** REQUEST **
Images do not belong in the copy. Retype all the entries below exactly.

** RECORDS FOR PROCESSING **

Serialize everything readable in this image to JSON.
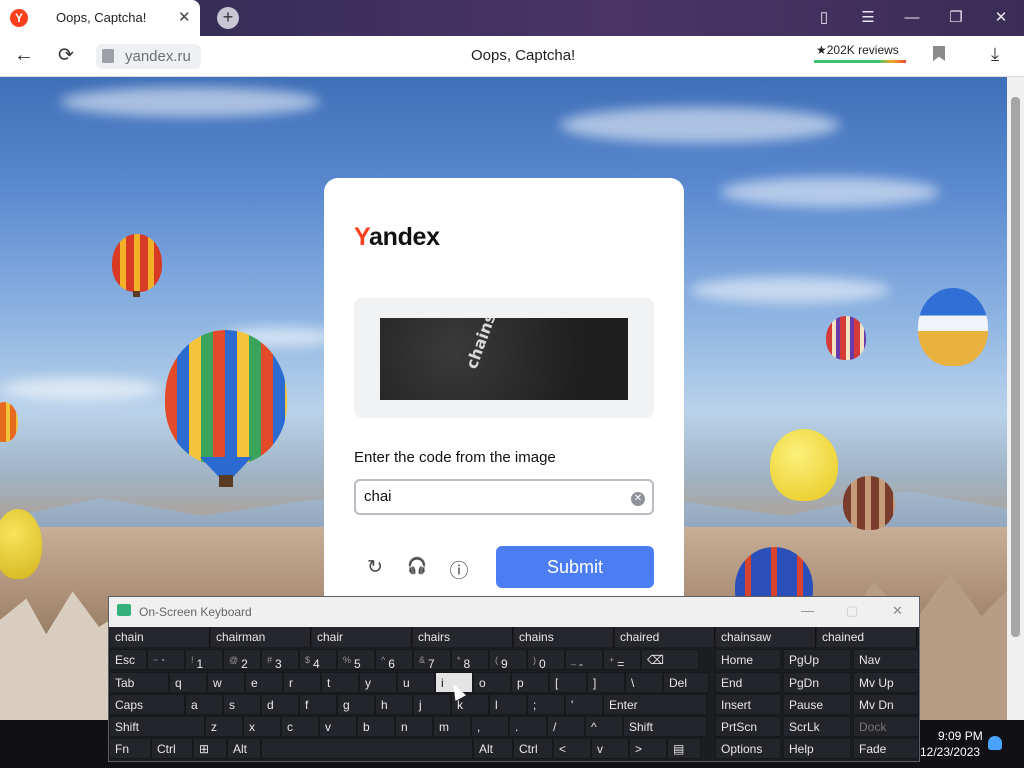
{
  "browser": {
    "tab_title": "Oops, Captcha!",
    "tab_logo": "Y",
    "tab_close": "✕",
    "new_tab": "+",
    "url": "yandex.ru",
    "page_title": "Oops, Captcha!",
    "reviews": "★202K reviews",
    "window_controls": {
      "collections": "▯",
      "menu": "☰",
      "minimize": "—",
      "restore": "❐",
      "close": "✕"
    },
    "icons": {
      "back": "←",
      "reload": "⟳",
      "download": "⤓"
    }
  },
  "captcha": {
    "logo_first": "Y",
    "logo_rest": "andex",
    "image_text": "chains girth",
    "prompt": "Enter the code from the image",
    "input_value": "chai",
    "clear_icon": "✕",
    "refresh_icon": "↻",
    "audio_icon": "🎧",
    "info_icon": "ⓘ",
    "submit_label": "Submit"
  },
  "osk": {
    "title": "On-Screen Keyboard",
    "suggestions": [
      "chain",
      "chairman",
      "chair",
      "chairs",
      "chains",
      "chaired",
      "chainsaw",
      "chained"
    ],
    "row1": [
      {
        "t": "Esc"
      },
      {
        "s": "~",
        "t": "`"
      },
      {
        "s": "!",
        "t": "1"
      },
      {
        "s": "@",
        "t": "2"
      },
      {
        "s": "#",
        "t": "3"
      },
      {
        "s": "$",
        "t": "4"
      },
      {
        "s": "%",
        "t": "5"
      },
      {
        "s": "^",
        "t": "6"
      },
      {
        "s": "&",
        "t": "7"
      },
      {
        "s": "*",
        "t": "8"
      },
      {
        "s": "(",
        "t": "9"
      },
      {
        "s": ")",
        "t": "0"
      },
      {
        "s": "_",
        "t": "-"
      },
      {
        "s": "+",
        "t": "="
      },
      {
        "t": "⌫"
      }
    ],
    "row2": [
      "Tab",
      "q",
      "w",
      "e",
      "r",
      "t",
      "y",
      "u",
      "i",
      "o",
      "p",
      "[",
      "]",
      "\\",
      "Del"
    ],
    "row3": [
      "Caps",
      "a",
      "s",
      "d",
      "f",
      "g",
      "h",
      "j",
      "k",
      "l",
      ";",
      "'",
      "Enter"
    ],
    "row4": [
      "Shift",
      "z",
      "x",
      "c",
      "v",
      "b",
      "n",
      "m",
      ",",
      ".",
      "/",
      "^",
      "Shift"
    ],
    "row5": [
      "Fn",
      "Ctrl",
      "⊞",
      "Alt",
      "",
      "Alt",
      "Ctrl",
      "<",
      "v",
      ">",
      "▤"
    ],
    "nav": [
      [
        "Home",
        "PgUp",
        "Nav"
      ],
      [
        "End",
        "PgDn",
        "Mv Up"
      ],
      [
        "Insert",
        "Pause",
        "Mv Dn"
      ],
      [
        "PrtScn",
        "ScrLk",
        "Dock"
      ],
      [
        "Options",
        "Help",
        "Fade"
      ]
    ]
  },
  "taskbar": {
    "time": "9:09 PM",
    "date": "12/23/2023"
  },
  "colors": {
    "yandex_red": "#fc3f1d",
    "submit_blue": "#4c7df2"
  }
}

** EXERCISE RESULT **
Serialize everything readable in this image to JSON.
{
  "browser": {
    "tab_title": "Oops, Captcha!",
    "tab_logo": "Y",
    "tab_close": "✕",
    "new_tab": "+",
    "url": "yandex.ru",
    "page_title": "Oops, Captcha!",
    "reviews": "★202K reviews",
    "window_controls": {
      "collections": "▯",
      "menu": "☰",
      "minimize": "—",
      "restore": "❐",
      "close": "✕"
    },
    "icons": {
      "back": "←",
      "reload": "⟳",
      "download": "⤓"
    }
  },
  "captcha": {
    "logo_first": "Y",
    "logo_rest": "andex",
    "image_text": "chains girth",
    "prompt": "Enter the code from the image",
    "input_value": "chai",
    "clear_icon": "✕",
    "refresh_icon": "↻",
    "audio_icon": "🎧",
    "info_icon": "ⓘ",
    "submit_label": "Submit"
  },
  "osk": {
    "title": "On-Screen Keyboard",
    "suggestions": [
      "chain",
      "chairman",
      "chair",
      "chairs",
      "chains",
      "chaired",
      "chainsaw",
      "chained"
    ],
    "row1": [
      {
        "t": "Esc"
      },
      {
        "s": "~",
        "t": "`"
      },
      {
        "s": "!",
        "t": "1"
      },
      {
        "s": "@",
        "t": "2"
      },
      {
        "s": "#",
        "t": "3"
      },
      {
        "s": "$",
        "t": "4"
      },
      {
        "s": "%",
        "t": "5"
      },
      {
        "s": "^",
        "t": "6"
      },
      {
        "s": "&",
        "t": "7"
      },
      {
        "s": "*",
        "t": "8"
      },
      {
        "s": "(",
        "t": "9"
      },
      {
        "s": ")",
        "t": "0"
      },
      {
        "s": "_",
        "t": "-"
      },
      {
        "s": "+",
        "t": "="
      },
      {
        "t": "⌫"
      }
    ],
    "row2": [
      "Tab",
      "q",
      "w",
      "e",
      "r",
      "t",
      "y",
      "u",
      "i",
      "o",
      "p",
      "[",
      "]",
      "\\",
      "Del"
    ],
    "row3": [
      "Caps",
      "a",
      "s",
      "d",
      "f",
      "g",
      "h",
      "j",
      "k",
      "l",
      ";",
      "'",
      "Enter"
    ],
    "row4": [
      "Shift",
      "z",
      "x",
      "c",
      "v",
      "b",
      "n",
      "m",
      ",",
      ".",
      "/",
      "^",
      "Shift"
    ],
    "row5": [
      "Fn",
      "Ctrl",
      "⊞",
      "Alt",
      "",
      "Alt",
      "Ctrl",
      "<",
      "v",
      ">",
      "▤"
    ],
    "nav": [
      [
        "Home",
        "PgUp",
        "Nav"
      ],
      [
        "End",
        "PgDn",
        "Mv Up"
      ],
      [
        "Insert",
        "Pause",
        "Mv Dn"
      ],
      [
        "PrtScn",
        "ScrLk",
        "Dock"
      ],
      [
        "Options",
        "Help",
        "Fade"
      ]
    ]
  },
  "taskbar": {
    "time": "9:09 PM",
    "date": "12/23/2023"
  },
  "colors": {
    "yandex_red": "#fc3f1d",
    "submit_blue": "#4c7df2"
  }
}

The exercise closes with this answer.